* START Provided data *

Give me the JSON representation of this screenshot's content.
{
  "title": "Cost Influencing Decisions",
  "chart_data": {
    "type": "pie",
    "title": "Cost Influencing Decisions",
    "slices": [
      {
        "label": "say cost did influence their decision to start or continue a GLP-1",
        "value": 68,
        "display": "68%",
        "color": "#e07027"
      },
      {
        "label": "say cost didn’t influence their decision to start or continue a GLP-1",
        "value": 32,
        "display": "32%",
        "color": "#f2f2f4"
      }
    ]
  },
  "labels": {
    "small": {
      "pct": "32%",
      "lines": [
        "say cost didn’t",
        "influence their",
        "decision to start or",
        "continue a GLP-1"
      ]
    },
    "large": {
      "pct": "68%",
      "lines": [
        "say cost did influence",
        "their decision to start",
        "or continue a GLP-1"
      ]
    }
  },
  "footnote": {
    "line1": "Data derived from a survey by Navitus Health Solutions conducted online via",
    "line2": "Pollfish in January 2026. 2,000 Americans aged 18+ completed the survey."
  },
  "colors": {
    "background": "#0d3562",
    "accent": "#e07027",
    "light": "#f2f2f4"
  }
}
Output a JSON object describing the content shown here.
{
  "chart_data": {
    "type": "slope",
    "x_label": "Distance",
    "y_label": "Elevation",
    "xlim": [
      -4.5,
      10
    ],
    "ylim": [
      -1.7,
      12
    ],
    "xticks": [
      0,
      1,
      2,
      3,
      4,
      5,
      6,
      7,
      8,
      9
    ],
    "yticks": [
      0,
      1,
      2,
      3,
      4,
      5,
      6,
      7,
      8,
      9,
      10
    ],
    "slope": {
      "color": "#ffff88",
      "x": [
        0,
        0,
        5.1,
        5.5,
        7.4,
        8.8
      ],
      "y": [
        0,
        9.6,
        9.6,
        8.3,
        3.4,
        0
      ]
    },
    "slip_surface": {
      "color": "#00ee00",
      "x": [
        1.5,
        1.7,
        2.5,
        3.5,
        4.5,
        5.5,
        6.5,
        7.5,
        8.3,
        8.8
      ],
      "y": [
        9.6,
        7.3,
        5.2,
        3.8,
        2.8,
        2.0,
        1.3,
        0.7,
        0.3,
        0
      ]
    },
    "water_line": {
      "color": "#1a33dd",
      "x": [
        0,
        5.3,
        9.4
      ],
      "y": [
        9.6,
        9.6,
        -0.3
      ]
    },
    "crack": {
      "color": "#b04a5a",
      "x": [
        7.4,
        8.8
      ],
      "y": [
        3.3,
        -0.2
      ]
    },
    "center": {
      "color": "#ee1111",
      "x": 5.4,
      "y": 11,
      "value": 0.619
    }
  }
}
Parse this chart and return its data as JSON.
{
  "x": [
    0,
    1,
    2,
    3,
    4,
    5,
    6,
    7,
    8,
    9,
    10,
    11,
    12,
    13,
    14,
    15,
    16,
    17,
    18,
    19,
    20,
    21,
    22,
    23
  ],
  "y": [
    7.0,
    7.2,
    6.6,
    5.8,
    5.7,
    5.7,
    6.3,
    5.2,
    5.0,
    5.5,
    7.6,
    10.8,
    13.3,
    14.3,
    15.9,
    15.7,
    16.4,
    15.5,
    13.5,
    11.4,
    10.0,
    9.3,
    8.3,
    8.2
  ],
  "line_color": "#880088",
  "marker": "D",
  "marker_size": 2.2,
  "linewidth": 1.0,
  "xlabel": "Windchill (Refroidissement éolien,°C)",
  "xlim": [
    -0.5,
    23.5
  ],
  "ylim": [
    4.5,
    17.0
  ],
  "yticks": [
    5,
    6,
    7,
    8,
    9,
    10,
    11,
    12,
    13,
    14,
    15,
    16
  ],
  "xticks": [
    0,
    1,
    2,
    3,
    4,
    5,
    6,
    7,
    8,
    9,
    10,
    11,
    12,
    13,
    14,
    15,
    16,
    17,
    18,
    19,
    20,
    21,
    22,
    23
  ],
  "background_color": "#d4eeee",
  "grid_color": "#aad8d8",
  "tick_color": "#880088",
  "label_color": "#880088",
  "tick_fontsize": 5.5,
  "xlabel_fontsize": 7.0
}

* END Provided data *

■ **Exercise description**: Which lines of the data above contain "this"? Copy each one.

■ **Answer to the problem**:
Give me the JSON representation of this screenshot's content.
Parse this chart and return its data as JSON.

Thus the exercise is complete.